_Listing:_
◆ ◆ ◆ ◆ ◆

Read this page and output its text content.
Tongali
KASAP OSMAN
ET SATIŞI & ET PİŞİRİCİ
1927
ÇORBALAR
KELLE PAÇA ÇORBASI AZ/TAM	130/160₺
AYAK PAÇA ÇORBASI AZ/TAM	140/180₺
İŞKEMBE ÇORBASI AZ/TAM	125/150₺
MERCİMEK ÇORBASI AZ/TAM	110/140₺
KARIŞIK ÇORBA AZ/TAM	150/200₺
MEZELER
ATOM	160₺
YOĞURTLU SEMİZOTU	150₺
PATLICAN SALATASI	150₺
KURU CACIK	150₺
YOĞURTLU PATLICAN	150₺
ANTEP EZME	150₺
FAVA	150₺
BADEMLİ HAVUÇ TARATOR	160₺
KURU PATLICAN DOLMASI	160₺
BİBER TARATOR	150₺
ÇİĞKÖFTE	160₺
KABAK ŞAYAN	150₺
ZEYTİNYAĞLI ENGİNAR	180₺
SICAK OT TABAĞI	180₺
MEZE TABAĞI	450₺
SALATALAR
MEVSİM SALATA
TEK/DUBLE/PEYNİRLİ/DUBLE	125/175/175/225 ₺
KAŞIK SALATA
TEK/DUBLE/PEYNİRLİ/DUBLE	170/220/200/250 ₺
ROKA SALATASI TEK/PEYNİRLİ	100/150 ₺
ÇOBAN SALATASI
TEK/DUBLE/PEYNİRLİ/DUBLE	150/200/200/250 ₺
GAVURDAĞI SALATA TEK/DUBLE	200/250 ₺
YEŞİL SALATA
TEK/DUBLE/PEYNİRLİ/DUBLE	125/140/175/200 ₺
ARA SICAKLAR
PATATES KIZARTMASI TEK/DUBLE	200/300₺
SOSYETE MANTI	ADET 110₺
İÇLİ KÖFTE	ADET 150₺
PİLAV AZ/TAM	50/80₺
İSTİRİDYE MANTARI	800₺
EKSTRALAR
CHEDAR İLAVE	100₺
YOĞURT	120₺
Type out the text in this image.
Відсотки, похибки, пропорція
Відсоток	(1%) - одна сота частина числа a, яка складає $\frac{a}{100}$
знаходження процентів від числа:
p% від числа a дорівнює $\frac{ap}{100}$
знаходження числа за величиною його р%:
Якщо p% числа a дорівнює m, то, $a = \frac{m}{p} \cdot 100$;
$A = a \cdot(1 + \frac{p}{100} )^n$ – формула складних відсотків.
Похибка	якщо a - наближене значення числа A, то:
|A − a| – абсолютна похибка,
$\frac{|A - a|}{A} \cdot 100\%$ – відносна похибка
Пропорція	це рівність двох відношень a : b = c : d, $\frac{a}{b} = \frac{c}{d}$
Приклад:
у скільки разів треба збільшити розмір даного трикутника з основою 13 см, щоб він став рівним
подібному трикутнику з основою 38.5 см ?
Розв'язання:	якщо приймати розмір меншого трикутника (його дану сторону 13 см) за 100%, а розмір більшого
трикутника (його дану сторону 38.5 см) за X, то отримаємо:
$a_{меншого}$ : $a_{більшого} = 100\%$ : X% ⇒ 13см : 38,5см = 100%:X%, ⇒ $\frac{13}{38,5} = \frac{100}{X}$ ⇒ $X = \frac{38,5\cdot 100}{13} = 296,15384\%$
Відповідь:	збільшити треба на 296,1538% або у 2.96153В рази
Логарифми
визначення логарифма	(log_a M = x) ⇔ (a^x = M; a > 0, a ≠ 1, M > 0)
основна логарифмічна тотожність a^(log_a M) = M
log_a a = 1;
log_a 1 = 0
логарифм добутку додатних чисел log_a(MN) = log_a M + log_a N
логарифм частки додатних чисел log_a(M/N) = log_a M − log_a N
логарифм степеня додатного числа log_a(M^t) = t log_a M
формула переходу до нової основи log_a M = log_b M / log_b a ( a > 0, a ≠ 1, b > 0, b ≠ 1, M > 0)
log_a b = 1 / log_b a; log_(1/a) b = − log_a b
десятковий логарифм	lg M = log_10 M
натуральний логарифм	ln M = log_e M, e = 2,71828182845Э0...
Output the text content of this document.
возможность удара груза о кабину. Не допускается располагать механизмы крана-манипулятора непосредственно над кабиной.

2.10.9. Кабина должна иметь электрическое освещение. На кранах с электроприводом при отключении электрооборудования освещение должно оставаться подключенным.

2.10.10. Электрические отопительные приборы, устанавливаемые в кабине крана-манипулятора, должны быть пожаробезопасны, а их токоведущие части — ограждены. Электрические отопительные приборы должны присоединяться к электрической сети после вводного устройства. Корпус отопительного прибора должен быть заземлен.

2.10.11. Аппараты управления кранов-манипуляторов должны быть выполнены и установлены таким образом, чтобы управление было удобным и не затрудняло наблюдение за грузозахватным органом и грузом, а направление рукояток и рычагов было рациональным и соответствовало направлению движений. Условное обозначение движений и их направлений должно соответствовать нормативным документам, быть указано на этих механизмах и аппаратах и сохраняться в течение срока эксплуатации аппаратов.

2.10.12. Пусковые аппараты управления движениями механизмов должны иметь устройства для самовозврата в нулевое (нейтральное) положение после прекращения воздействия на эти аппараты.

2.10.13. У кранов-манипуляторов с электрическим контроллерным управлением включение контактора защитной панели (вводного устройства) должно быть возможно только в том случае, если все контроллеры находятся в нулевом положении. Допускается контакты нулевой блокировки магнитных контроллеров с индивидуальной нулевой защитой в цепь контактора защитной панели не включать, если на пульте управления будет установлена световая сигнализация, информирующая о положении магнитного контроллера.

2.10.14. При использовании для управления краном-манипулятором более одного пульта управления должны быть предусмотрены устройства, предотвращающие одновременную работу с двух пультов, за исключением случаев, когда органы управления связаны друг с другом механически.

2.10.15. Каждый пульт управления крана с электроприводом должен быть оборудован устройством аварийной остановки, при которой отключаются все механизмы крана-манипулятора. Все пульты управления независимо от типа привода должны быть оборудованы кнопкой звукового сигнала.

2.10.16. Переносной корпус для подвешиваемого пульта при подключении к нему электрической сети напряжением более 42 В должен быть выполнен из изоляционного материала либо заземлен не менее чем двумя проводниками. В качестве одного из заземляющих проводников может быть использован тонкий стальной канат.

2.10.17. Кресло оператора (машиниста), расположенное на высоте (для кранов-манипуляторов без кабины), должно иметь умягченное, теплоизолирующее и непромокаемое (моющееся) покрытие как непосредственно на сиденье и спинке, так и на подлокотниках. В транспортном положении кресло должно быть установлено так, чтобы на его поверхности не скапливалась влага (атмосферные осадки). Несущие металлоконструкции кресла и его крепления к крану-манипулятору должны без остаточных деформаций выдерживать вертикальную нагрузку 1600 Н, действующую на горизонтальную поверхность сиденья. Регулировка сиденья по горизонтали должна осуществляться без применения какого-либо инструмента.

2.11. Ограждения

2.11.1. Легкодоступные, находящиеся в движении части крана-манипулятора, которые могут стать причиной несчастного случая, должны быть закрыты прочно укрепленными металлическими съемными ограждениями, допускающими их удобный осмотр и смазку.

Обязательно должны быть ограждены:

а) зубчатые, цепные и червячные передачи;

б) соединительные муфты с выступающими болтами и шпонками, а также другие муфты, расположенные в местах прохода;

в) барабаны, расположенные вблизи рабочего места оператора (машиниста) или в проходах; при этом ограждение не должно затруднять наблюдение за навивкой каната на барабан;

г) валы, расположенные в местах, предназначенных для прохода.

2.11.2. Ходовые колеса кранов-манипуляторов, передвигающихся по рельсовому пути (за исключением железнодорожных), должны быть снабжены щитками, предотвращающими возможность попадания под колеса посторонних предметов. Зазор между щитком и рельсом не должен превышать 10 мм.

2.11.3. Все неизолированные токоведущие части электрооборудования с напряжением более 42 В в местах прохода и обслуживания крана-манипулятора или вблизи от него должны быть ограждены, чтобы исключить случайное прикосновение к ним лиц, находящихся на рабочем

◆ ◆ ◆ ◆ ◆

_Exercise brief:_ Search the data for "content". Copy every matching line.

_Final result:_
Read this page and output its text content.
Output the text content of this document.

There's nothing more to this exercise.